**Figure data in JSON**
◇ ◇ ◇ ◇

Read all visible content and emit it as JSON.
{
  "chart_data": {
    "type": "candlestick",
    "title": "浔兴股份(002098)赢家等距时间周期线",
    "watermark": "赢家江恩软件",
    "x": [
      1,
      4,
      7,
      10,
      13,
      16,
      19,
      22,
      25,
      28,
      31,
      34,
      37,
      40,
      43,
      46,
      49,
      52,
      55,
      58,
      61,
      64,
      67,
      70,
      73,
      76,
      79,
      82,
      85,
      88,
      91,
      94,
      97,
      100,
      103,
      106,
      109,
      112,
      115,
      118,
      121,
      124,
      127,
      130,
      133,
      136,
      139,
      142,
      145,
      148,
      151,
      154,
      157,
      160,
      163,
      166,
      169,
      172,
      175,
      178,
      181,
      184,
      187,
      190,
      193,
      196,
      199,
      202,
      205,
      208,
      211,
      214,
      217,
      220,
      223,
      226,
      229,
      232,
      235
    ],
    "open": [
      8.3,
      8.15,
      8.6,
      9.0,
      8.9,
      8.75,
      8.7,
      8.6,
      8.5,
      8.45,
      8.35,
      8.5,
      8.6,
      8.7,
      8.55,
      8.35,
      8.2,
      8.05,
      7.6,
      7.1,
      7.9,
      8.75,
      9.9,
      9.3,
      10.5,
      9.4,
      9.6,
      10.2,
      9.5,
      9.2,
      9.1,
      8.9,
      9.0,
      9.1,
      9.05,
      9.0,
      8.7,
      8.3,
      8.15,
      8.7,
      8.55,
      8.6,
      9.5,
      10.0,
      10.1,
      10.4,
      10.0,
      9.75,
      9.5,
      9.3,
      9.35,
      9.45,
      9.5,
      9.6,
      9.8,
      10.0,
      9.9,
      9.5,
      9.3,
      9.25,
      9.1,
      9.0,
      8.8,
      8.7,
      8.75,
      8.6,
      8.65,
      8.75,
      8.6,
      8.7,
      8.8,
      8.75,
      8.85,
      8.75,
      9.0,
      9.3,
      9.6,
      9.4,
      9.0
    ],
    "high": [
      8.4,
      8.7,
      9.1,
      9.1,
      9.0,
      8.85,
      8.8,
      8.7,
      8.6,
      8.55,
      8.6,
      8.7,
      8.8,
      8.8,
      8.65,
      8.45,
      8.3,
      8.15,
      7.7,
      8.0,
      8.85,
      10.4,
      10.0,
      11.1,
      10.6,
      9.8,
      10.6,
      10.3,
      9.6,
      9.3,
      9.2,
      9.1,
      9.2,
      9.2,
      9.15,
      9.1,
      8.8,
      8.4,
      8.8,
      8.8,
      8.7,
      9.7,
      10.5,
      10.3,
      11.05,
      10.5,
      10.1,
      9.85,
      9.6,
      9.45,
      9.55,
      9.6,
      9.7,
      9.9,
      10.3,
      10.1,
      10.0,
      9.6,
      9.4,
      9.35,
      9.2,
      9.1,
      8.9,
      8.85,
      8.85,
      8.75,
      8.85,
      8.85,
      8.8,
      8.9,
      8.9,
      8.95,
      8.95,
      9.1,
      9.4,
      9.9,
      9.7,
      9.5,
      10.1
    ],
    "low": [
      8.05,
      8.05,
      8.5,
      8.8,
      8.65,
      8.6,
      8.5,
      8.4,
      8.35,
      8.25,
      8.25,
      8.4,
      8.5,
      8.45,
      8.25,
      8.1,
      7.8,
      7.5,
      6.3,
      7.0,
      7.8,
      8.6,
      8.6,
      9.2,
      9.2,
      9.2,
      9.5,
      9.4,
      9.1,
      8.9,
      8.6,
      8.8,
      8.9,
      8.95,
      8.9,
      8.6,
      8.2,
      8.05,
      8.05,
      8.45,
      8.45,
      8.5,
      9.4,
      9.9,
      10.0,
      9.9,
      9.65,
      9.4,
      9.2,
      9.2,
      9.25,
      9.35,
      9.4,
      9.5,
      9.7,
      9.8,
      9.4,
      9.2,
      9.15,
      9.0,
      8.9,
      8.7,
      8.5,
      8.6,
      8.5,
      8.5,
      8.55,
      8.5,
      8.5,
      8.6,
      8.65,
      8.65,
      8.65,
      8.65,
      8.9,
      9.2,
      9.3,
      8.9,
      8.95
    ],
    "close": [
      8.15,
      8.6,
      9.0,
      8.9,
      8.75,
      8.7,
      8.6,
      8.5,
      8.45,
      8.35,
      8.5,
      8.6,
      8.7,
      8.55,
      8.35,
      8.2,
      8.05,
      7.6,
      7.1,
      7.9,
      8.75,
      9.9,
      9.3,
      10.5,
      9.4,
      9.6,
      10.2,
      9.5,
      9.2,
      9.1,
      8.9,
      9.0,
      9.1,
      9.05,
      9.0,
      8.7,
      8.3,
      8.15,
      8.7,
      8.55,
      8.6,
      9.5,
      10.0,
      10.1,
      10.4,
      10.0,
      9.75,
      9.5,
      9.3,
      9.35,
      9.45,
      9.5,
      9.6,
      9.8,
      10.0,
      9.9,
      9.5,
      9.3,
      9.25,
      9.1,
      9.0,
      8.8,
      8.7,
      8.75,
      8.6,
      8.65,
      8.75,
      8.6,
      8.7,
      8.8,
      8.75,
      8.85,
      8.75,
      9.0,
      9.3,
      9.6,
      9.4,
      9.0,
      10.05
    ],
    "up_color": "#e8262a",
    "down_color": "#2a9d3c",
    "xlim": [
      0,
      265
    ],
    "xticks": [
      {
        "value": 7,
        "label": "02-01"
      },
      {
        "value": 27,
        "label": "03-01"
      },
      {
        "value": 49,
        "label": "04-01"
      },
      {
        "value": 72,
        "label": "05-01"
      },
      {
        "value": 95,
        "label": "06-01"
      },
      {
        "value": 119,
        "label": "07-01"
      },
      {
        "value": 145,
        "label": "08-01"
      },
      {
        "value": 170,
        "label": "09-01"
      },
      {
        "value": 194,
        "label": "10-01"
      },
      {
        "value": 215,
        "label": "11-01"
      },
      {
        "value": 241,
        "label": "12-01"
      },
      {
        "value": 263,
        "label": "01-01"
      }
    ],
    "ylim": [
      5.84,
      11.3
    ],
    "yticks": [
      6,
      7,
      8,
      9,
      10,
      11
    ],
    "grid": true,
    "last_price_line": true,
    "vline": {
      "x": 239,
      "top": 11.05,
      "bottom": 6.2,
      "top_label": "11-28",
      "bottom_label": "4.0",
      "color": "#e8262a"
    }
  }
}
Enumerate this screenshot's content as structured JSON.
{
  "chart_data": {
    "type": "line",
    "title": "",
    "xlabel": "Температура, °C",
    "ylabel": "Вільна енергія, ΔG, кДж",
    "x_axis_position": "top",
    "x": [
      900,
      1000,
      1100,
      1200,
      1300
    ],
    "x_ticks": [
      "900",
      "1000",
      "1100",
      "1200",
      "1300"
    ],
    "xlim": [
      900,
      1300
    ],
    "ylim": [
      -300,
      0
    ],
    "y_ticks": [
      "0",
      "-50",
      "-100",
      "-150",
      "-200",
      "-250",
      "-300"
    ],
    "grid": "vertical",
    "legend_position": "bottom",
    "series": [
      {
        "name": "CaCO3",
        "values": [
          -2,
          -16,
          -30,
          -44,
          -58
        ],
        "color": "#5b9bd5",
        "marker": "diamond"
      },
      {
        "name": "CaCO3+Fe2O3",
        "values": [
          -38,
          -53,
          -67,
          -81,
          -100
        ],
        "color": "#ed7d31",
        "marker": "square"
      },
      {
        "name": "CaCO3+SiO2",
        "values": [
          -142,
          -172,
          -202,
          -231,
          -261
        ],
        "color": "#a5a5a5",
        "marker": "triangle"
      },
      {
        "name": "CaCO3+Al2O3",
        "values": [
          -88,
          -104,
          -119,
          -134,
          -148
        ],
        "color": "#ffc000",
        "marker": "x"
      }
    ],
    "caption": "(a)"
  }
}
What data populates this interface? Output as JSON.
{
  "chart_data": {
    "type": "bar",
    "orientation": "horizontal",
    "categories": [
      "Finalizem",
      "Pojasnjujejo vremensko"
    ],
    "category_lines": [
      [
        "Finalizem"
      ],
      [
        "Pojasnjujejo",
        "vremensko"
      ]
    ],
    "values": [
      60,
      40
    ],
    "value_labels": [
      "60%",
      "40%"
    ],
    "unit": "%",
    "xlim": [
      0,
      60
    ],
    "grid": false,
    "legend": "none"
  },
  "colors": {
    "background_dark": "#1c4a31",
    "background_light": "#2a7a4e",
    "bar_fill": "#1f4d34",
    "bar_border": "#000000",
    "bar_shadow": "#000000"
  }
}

◇ ◇ ◇ ◇

**GIVEN INSTRUCTION**
Starting at the line that contains "What data populates", print every line through the end of the listing, word for word. Leave out all the rest.

**THE REPLY**
What data populates this interface? Output as JSON.
{
  "chart_data": {
    "type": "bar",
    "orientation": "horizontal",
    "categories": [
      "Finalizem",
      "Pojasnjujejo vremensko"
    ],
    "category_lines": [
      [
        "Finalizem"
      ],
      [
        "Pojasnjujejo",
        "vremensko"
      ]
    ],
    "values": [
      60,
      40
    ],
    "value_labels": [
      "60%",
      "40%"
    ],
    "unit": "%",
    "xlim": [
      0,
      60
    ],
    "grid": false,
    "legend": "none"
  },
  "colors": {
    "background_dark": "#1c4a31",
    "background_light": "#2a7a4e",
    "bar_fill": "#1f4d34",
    "bar_border": "#000000",
    "bar_shadow": "#000000"
  }
}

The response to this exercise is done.